State the number of lines in these records that include the word "CERITA", and add nothing to it.

** Begin **

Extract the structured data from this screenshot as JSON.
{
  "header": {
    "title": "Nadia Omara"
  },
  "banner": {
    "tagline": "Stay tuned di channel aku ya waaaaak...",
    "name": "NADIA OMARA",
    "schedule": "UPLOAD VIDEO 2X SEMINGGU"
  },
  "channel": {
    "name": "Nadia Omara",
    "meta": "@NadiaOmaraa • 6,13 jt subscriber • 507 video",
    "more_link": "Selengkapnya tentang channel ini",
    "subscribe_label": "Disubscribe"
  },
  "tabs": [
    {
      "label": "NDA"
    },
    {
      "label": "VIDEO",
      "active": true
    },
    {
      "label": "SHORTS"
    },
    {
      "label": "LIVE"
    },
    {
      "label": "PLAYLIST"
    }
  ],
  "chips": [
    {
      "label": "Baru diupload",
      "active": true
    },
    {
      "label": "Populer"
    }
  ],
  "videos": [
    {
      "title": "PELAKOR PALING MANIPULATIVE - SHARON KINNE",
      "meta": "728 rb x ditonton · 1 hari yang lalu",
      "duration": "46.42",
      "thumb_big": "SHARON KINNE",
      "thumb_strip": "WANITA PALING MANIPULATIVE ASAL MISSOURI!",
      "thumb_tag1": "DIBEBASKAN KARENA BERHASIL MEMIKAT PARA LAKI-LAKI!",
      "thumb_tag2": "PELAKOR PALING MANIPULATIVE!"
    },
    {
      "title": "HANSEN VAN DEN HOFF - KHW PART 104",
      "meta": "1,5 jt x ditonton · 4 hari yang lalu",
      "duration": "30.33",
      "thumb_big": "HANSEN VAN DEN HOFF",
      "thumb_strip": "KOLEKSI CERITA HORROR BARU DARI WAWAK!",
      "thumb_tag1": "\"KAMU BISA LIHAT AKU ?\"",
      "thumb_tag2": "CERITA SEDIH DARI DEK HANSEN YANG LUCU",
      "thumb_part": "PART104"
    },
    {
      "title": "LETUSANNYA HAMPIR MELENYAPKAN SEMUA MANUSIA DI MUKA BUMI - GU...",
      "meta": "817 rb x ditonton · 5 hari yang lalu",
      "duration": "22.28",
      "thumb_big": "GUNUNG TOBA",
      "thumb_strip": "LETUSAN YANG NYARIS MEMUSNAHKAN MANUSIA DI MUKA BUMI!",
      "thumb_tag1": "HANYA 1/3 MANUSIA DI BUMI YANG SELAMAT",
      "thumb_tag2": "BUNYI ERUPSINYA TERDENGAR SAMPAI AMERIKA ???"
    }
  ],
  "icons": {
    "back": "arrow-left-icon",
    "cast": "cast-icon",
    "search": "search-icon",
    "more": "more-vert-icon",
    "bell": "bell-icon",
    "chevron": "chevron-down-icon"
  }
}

** End **

▶ RESPONSE TO THIS EXERCISE
2